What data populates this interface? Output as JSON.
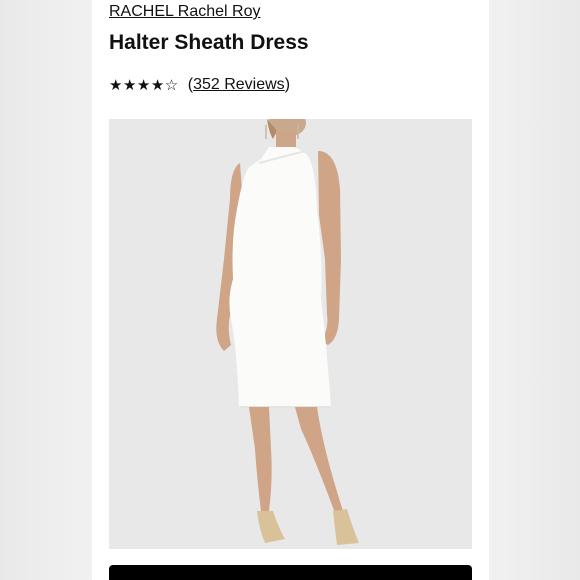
{
  "product": {
    "brand": "RACHEL Rachel Roy",
    "title": "Halter Sheath Dress",
    "rating": {
      "stars_text": "★★★★☆",
      "value": 4,
      "max": 5,
      "reviews_count_text": "352 Reviews"
    },
    "image": {
      "icon": "product-photo",
      "background_color": "#e8e8e8",
      "dress_color": "#fbfbf9"
    }
  },
  "cta": {
    "color": "#000000"
  }
}
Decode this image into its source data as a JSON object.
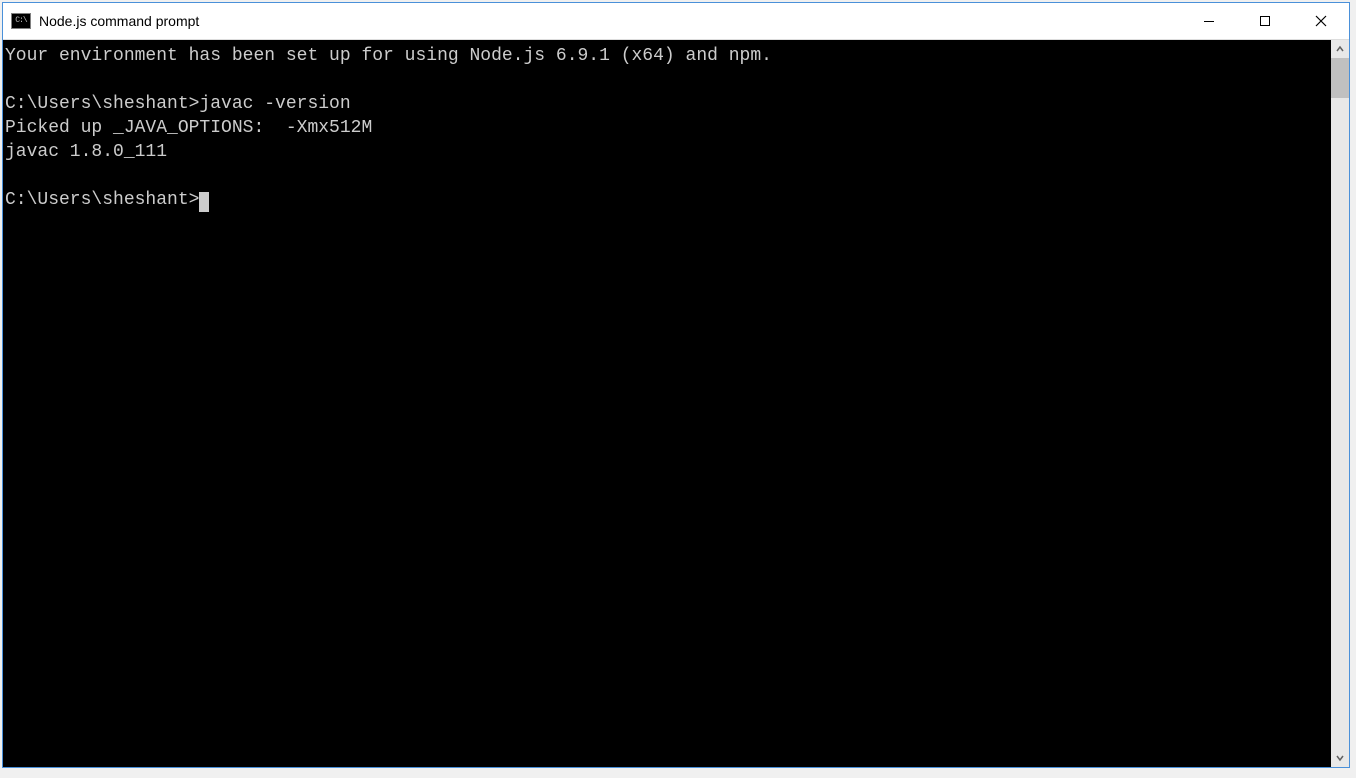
{
  "window": {
    "title": "Node.js command prompt"
  },
  "terminal": {
    "lines": [
      "Your environment has been set up for using Node.js 6.9.1 (x64) and npm.",
      "",
      "C:\\Users\\sheshant>javac -version",
      "Picked up _JAVA_OPTIONS:  -Xmx512M",
      "javac 1.8.0_111",
      "",
      "C:\\Users\\sheshant>"
    ]
  }
}
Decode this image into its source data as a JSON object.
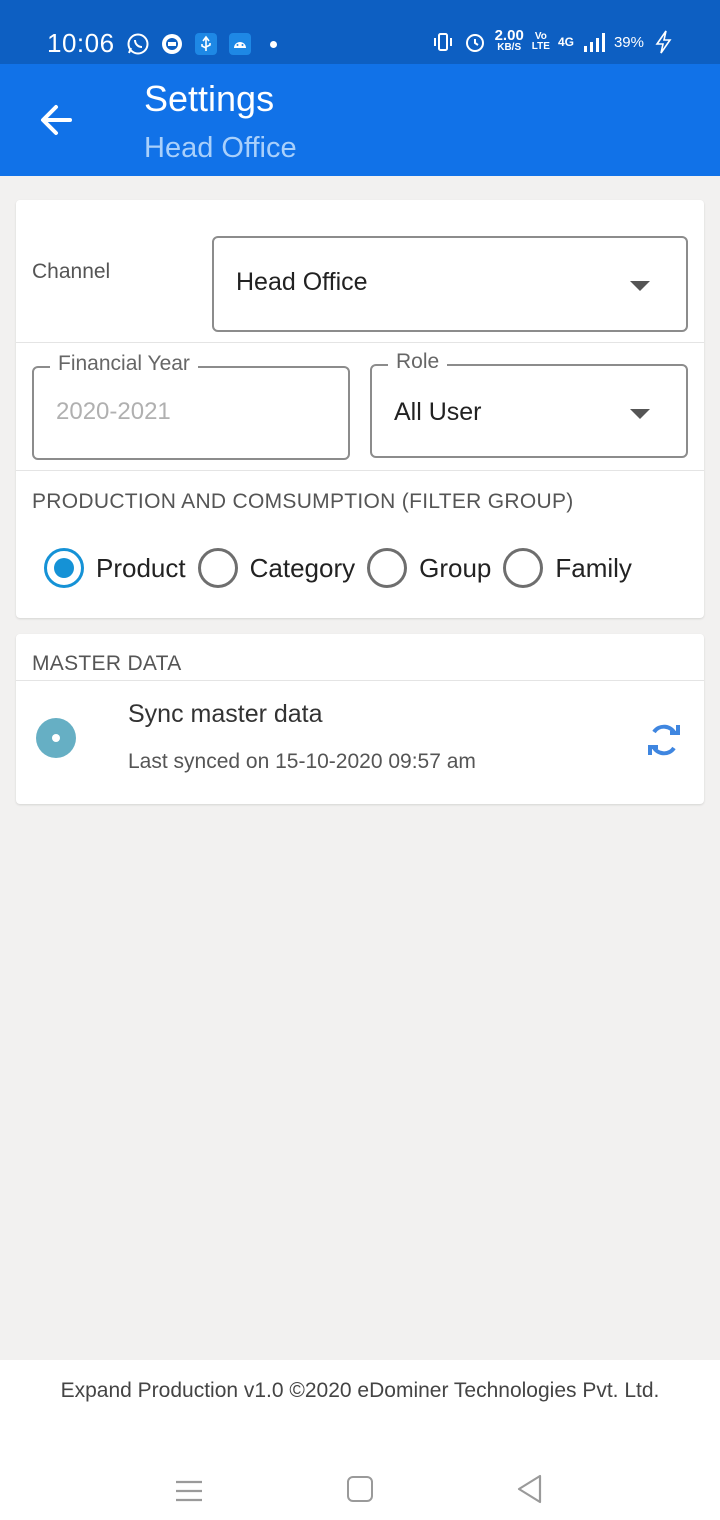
{
  "status_bar": {
    "time": "10:06",
    "speed_value": "2.00",
    "speed_unit": "KB/S",
    "volte_top": "Vo",
    "volte_bottom": "LTE",
    "network": "4G",
    "battery": "39%",
    "icons": [
      "whatsapp-icon",
      "app-icon",
      "usb-icon",
      "android-icon",
      "vibrate-icon",
      "alarm-icon",
      "signal-icon",
      "charging-icon"
    ]
  },
  "app_bar": {
    "title": "Settings",
    "subtitle": "Head Office",
    "back_icon": "arrow-left-icon"
  },
  "filters": {
    "channel_label": "Channel",
    "channel_value": "Head Office",
    "financial_year_label": "Financial Year",
    "financial_year_value": "2020-2021",
    "role_label": "Role",
    "role_value": "All User",
    "group_heading": "PRODUCTION AND COMSUMPTION (FILTER GROUP)",
    "radio_options": [
      {
        "label": "Product",
        "checked": true
      },
      {
        "label": "Category",
        "checked": false
      },
      {
        "label": "Group",
        "checked": false
      },
      {
        "label": "Family",
        "checked": false
      }
    ]
  },
  "master_data": {
    "heading": "MASTER DATA",
    "sync_title": "Sync master data",
    "sync_subtitle": "Last synced on 15-10-2020 09:57 am",
    "refresh_icon": "refresh-icon"
  },
  "footer": {
    "text": "Expand Production v1.0 ©2020 eDominer Technologies Pvt. Ltd."
  },
  "colors": {
    "status_bar": "#0d5fc2",
    "app_bar": "#1172e8",
    "subtitle": "#a9d0fb",
    "radio_checked": "#1592d6",
    "refresh": "#3f86e0",
    "sync_disc": "#66afc4",
    "background": "#f2f1f0"
  }
}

- _SHORT EXERCISE_: Identify every line holding the word "javac" and copy it out.

- _FINISHED TASK_:
      "C:\\Users\\sheshant>javac -version",
      "javac 1.8.0_111",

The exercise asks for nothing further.